(Dataset items)
|---|

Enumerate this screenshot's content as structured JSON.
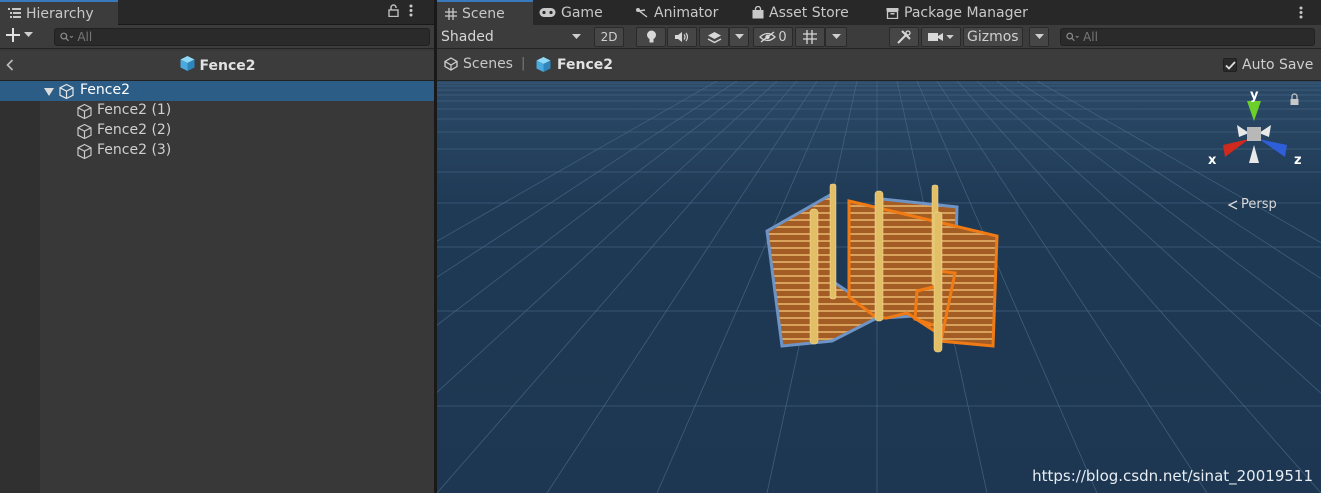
{
  "hierarchy": {
    "tab_label": "Hierarchy",
    "search_placeholder": "All",
    "context_title": "Fence2",
    "items": [
      {
        "label": "Fence2",
        "depth": 0,
        "expanded": true,
        "selected": true
      },
      {
        "label": "Fence2 (1)",
        "depth": 1,
        "expanded": false,
        "selected": false
      },
      {
        "label": "Fence2 (2)",
        "depth": 1,
        "expanded": false,
        "selected": false
      },
      {
        "label": "Fence2 (3)",
        "depth": 1,
        "expanded": false,
        "selected": false
      }
    ]
  },
  "scene_panel": {
    "tabs": [
      {
        "label": "Scene",
        "icon": "grid-icon",
        "active": true
      },
      {
        "label": "Game",
        "icon": "gamepad-icon",
        "active": false
      },
      {
        "label": "Animator",
        "icon": "animator-icon",
        "active": false
      },
      {
        "label": "Asset Store",
        "icon": "store-bag-icon",
        "active": false
      },
      {
        "label": "Package Manager",
        "icon": "package-icon",
        "active": false
      }
    ],
    "toolbar": {
      "draw_mode": "Shaded",
      "mode_2d": "2D",
      "hidden_count": "0",
      "gizmos_label": "Gizmos",
      "search_placeholder": "All"
    },
    "breadcrumb": {
      "scenes_label": "Scenes",
      "separator": "|",
      "prefab_label": "Fence2"
    },
    "auto_save_label": "Auto Save",
    "auto_save_checked": true,
    "gizmo": {
      "x_label": "x",
      "y_label": "y",
      "z_label": "z",
      "projection_label": "Persp"
    },
    "watermark": "https://blog.csdn.net/sinat_20019511"
  },
  "colors": {
    "selection": "#2c5d87",
    "viewport_bg": "#1f3a55",
    "selection_outline": "#f57c14",
    "prefab_blue": "#5cc1f0",
    "axis_x": "#d02a1f",
    "axis_y": "#6dd02a",
    "axis_z": "#2f5fd8"
  }
}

|---|

Extract the text of all the records above verbatim, excluding pictures.

Expected answer
Enumerate this screenshot's content as structured JSON.
{
  "hierarchy": {
    "tab_label": "Hierarchy",
    "search_placeholder": "All",
    "context_title": "Fence2",
    "items": [
      {
        "label": "Fence2",
        "depth": 0,
        "expanded": true,
        "selected": true
      },
      {
        "label": "Fence2 (1)",
        "depth": 1,
        "expanded": false,
        "selected": false
      },
      {
        "label": "Fence2 (2)",
        "depth": 1,
        "expanded": false,
        "selected": false
      },
      {
        "label": "Fence2 (3)",
        "depth": 1,
        "expanded": false,
        "selected": false
      }
    ]
  },
  "scene_panel": {
    "tabs": [
      {
        "label": "Scene",
        "icon": "grid-icon",
        "active": true
      },
      {
        "label": "Game",
        "icon": "gamepad-icon",
        "active": false
      },
      {
        "label": "Animator",
        "icon": "animator-icon",
        "active": false
      },
      {
        "label": "Asset Store",
        "icon": "store-bag-icon",
        "active": false
      },
      {
        "label": "Package Manager",
        "icon": "package-icon",
        "active": false
      }
    ],
    "toolbar": {
      "draw_mode": "Shaded",
      "mode_2d": "2D",
      "hidden_count": "0",
      "gizmos_label": "Gizmos",
      "search_placeholder": "All"
    },
    "breadcrumb": {
      "scenes_label": "Scenes",
      "separator": "|",
      "prefab_label": "Fence2"
    },
    "auto_save_label": "Auto Save",
    "auto_save_checked": true,
    "gizmo": {
      "x_label": "x",
      "y_label": "y",
      "z_label": "z",
      "projection_label": "Persp"
    },
    "watermark": "https://blog.csdn.net/sinat_20019511"
  },
  "colors": {
    "selection": "#2c5d87",
    "viewport_bg": "#1f3a55",
    "selection_outline": "#f57c14",
    "prefab_blue": "#5cc1f0",
    "axis_x": "#d02a1f",
    "axis_y": "#6dd02a",
    "axis_z": "#2f5fd8"
  }
}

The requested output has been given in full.